_Aim of the task:_
Return all entries precisely as they stand, without the images.

################

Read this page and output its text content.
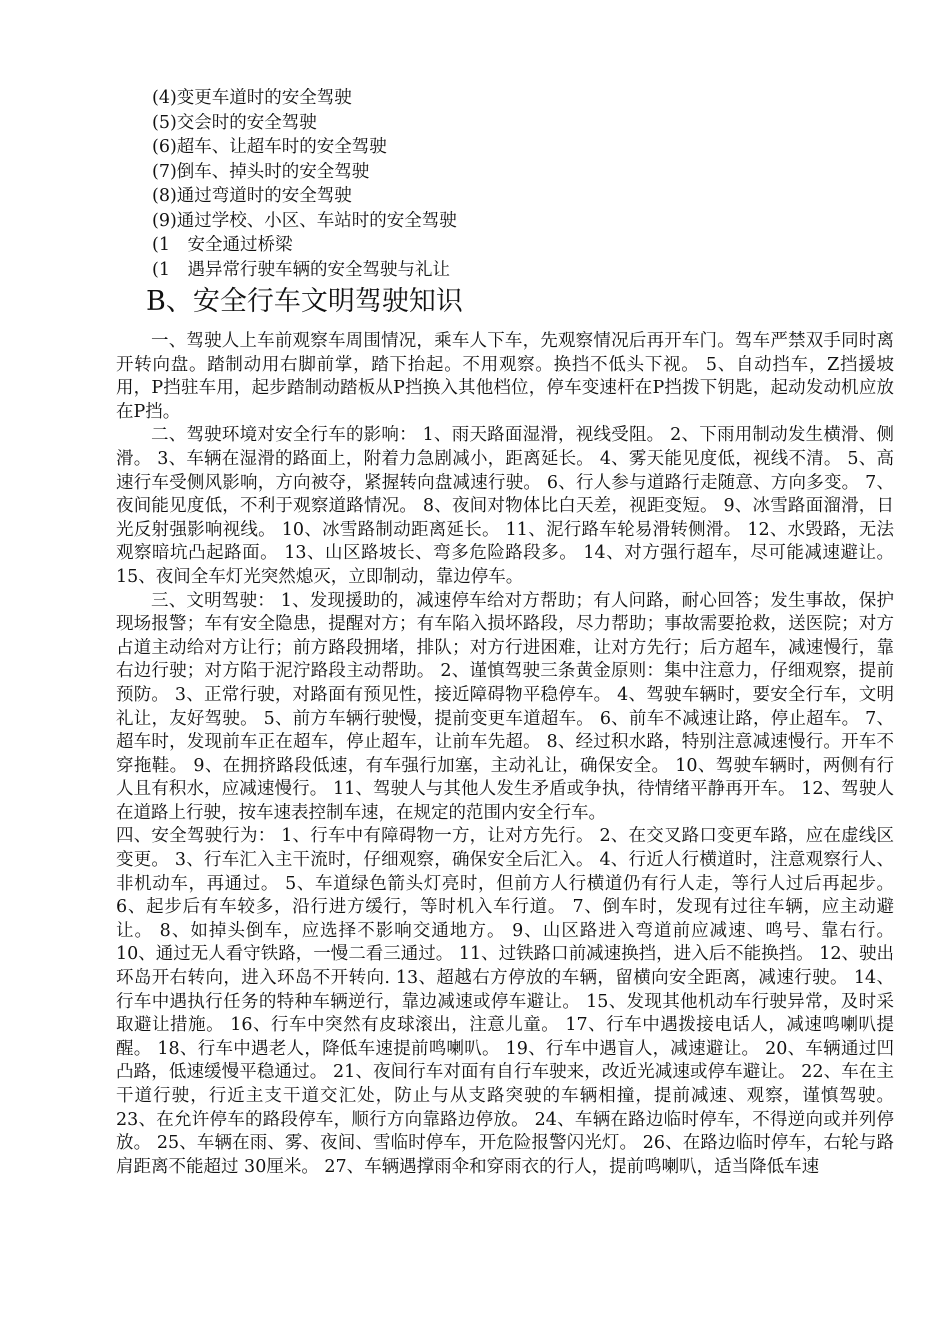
(4)变更车道时的安全驾驶
(5)交会时的安全驾驶
(6)超车、让超车时的安全驾驶
(7)倒车、掉头时的安全驾驶
(8)通过弯道时的安全驾驶
(9)通过学校、小区、车站时的安全驾驶
(1　安全通过桥梁
(1　遇异常行驶车辆的安全驾驶与礼让
B、安全行车文明驾驶知识

一、驾驶人上车前观察车周围情况，乘车人下车，先观察情况后再开车门。驾车严禁双手同时离开转向盘。踏制动用右脚前掌，踏下抬起。不用观察。换挡不低头下视。 5、自动挡车，Z挡援坡用，P挡驻车用，起步踏制动踏板从P挡换入其他档位，停车变速杆在P挡拨下钥匙，起动发动机应放在P挡。

二、驾驶环境对安全行车的影响： 1、雨天路面湿滑，视线受阻。 2、下雨用制动发生横滑、侧滑。 3、车辆在湿滑的路面上，附着力急剧减小，距离延长。 4、雾天能见度低，视线不清。 5、高速行车受侧风影响，方向被夺，紧握转向盘减速行驶。 6、行人参与道路行走随意、方向多变。 7、夜间能见度低，不利于观察道路情况。 8、夜间对物体比白天差，视距变短。 9、冰雪路面溜滑，日光反射强影响视线。 10、冰雪路制动距离延长。 11、泥行路车轮易滑转侧滑。 12、水毁路，无法观察暗坑凸起路面。 13、山区路坡长、弯多危险路段多。 14、对方强行超车，尽可能减速避让。 15、夜间全车灯光突然熄灭，立即制动，靠边停车。

三、文明驾驶： 1、发现援助的，减速停车给对方帮助；有人问路，耐心回答；发生事故，保护现场报警；车有安全隐患，提醒对方；有车陷入损坏路段，尽力帮助；事故需要抢救，送医院；对方占道主动给对方让行；前方路段拥堵，排队；对方行进困难，让对方先行；后方超车，减速慢行，靠右边行驶；对方陷于泥泞路段主动帮助。 2、谨慎驾驶三条黄金原则：集中注意力，仔细观察，提前预防。 3、正常行驶，对路面有预见性，接近障碍物平稳停车。 4、驾驶车辆时，要安全行车，文明礼让，友好驾驶。 5、前方车辆行驶慢，提前变更车道超车。 6、前车不减速让路，停止超车。 7、超车时，发现前车正在超车，停止超车，让前车先超。 8、经过积水路，特别注意减速慢行。开车不穿拖鞋。 9、在拥挤路段低速，有车强行加塞，主动礼让，确保安全。 10、驾驶车辆时，两侧有行人且有积水，应减速慢行。 11、驾驶人与其他人发生矛盾或争执，待情绪平静再开车。 12、驾驶人在道路上行驶，按车速表控制车速，在规定的范围内安全行车。

四、安全驾驶行为： 1、行车中有障碍物一方，让对方先行。 2、在交叉路口变更车路，应在虚线区变更。 3、行车汇入主干流时，仔细观察，确保安全后汇入。 4、行近人行横道时，注意观察行人、非机动车，再通过。 5、车道绿色箭头灯亮时，但前方人行横道仍有行人走，等行人过后再起步。 6、起步后有车较多，沿行进方缓行，等时机入车行道。 7、倒车时，发现有过往车辆，应主动避让。 8、如掉头倒车，应选择不影响交通地方。 9、山区路进入弯道前应减速、鸣号、靠右行。 10、通过无人看守铁路，一慢二看三通过。 11、过铁路口前减速换挡，进入后不能换挡。 12、驶出环岛开右转向，进入环岛不开转向. 13、超越右方停放的车辆，留横向安全距离，减速行驶。 14、行车中遇执行任务的特种车辆逆行，靠边减速或停车避让。 15、发现其他机动车行驶异常，及时采取避让措施。 16、行车中突然有皮球滚出，注意儿童。 17、行车中遇拨接电话人，减速鸣喇叭提醒。 18、行车中遇老人，降低车速提前鸣喇叭。 19、行车中遇盲人，减速避让。 20、车辆通过凹凸路，低速缓慢平稳通过。 21、夜间行车对面有自行车驶来，改近光减速或停车避让。 22、车在主干道行驶，行近主支干道交汇处，防止与从支路突驶的车辆相撞，提前减速、观察，谨慎驾驶。 23、在允许停车的路段停车，顺行方向靠路边停放。 24、车辆在路边临时停车，不得逆向或并列停放。 25、车辆在雨、雾、夜间、雪临时停车，开危险报警闪光灯。 26、在路边临时停车，右轮与路肩距离不能超过 30厘米。 27、车辆遇撑雨伞和穿雨衣的行人，提前鸣喇叭，适当降低车速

################

_Exercise output:_
Read this page and output its text content.
(4)变更车道时的安全驾驶
(5)交会时的安全驾驶
(6)超车、让超车时的安全驾驶
(7)倒车、掉头时的安全驾驶
(8)通过弯道时的安全驾驶
(9)通过学校、小区、车站时的安全驾驶
(1　安全通过桥梁
(1　遇异常行驶车辆的安全驾驶与礼让
B、安全行车文明驾驶知识

一、驾驶人上车前观察车周围情况，乘车人下车，先观察情况后再开车门。驾车严禁双手同时离开转向盘。踏制动用右脚前掌，踏下抬起。不用观察。换挡不低头下视。 5、自动挡车，Z挡援坡用，P挡驻车用，起步踏制动踏板从P挡换入其他档位，停车变速杆在P挡拨下钥匙，起动发动机应放在P挡。

二、驾驶环境对安全行车的影响： 1、雨天路面湿滑，视线受阻。 2、下雨用制动发生横滑、侧滑。 3、车辆在湿滑的路面上，附着力急剧减小，距离延长。 4、雾天能见度低，视线不清。 5、高速行车受侧风影响，方向被夺，紧握转向盘减速行驶。 6、行人参与道路行走随意、方向多变。 7、夜间能见度低，不利于观察道路情况。 8、夜间对物体比白天差，视距变短。 9、冰雪路面溜滑，日光反射强影响视线。 10、冰雪路制动距离延长。 11、泥行路车轮易滑转侧滑。 12、水毁路，无法观察暗坑凸起路面。 13、山区路坡长、弯多危险路段多。 14、对方强行超车，尽可能减速避让。 15、夜间全车灯光突然熄灭，立即制动，靠边停车。

三、文明驾驶： 1、发现援助的，减速停车给对方帮助；有人问路，耐心回答；发生事故，保护现场报警；车有安全隐患，提醒对方；有车陷入损坏路段，尽力帮助；事故需要抢救，送医院；对方占道主动给对方让行；前方路段拥堵，排队；对方行进困难，让对方先行；后方超车，减速慢行，靠右边行驶；对方陷于泥泞路段主动帮助。 2、谨慎驾驶三条黄金原则：集中注意力，仔细观察，提前预防。 3、正常行驶，对路面有预见性，接近障碍物平稳停车。 4、驾驶车辆时，要安全行车，文明礼让，友好驾驶。 5、前方车辆行驶慢，提前变更车道超车。 6、前车不减速让路，停止超车。 7、超车时，发现前车正在超车，停止超车，让前车先超。 8、经过积水路，特别注意减速慢行。开车不穿拖鞋。 9、在拥挤路段低速，有车强行加塞，主动礼让，确保安全。 10、驾驶车辆时，两侧有行人且有积水，应减速慢行。 11、驾驶人与其他人发生矛盾或争执，待情绪平静再开车。 12、驾驶人在道路上行驶，按车速表控制车速，在规定的范围内安全行车。

四、安全驾驶行为： 1、行车中有障碍物一方，让对方先行。 2、在交叉路口变更车路，应在虚线区变更。 3、行车汇入主干流时，仔细观察，确保安全后汇入。 4、行近人行横道时，注意观察行人、非机动车，再通过。 5、车道绿色箭头灯亮时，但前方人行横道仍有行人走，等行人过后再起步。 6、起步后有车较多，沿行进方缓行，等时机入车行道。 7、倒车时，发现有过往车辆，应主动避让。 8、如掉头倒车，应选择不影响交通地方。 9、山区路进入弯道前应减速、鸣号、靠右行。 10、通过无人看守铁路，一慢二看三通过。 11、过铁路口前减速换挡，进入后不能换挡。 12、驶出环岛开右转向，进入环岛不开转向. 13、超越右方停放的车辆，留横向安全距离，减速行驶。 14、行车中遇执行任务的特种车辆逆行，靠边减速或停车避让。 15、发现其他机动车行驶异常，及时采取避让措施。 16、行车中突然有皮球滚出，注意儿童。 17、行车中遇拨接电话人，减速鸣喇叭提醒。 18、行车中遇老人，降低车速提前鸣喇叭。 19、行车中遇盲人，减速避让。 20、车辆通过凹凸路，低速缓慢平稳通过。 21、夜间行车对面有自行车驶来，改近光减速或停车避让。 22、车在主干道行驶，行近主支干道交汇处，防止与从支路突驶的车辆相撞，提前减速、观察，谨慎驾驶。 23、在允许停车的路段停车，顺行方向靠路边停放。 24、车辆在路边临时停车，不得逆向或并列停放。 25、车辆在雨、雾、夜间、雪临时停车，开危险报警闪光灯。 26、在路边临时停车，右轮与路肩距离不能超过 30厘米。 27、车辆遇撑雨伞和穿雨衣的行人，提前鸣喇叭，适当降低车速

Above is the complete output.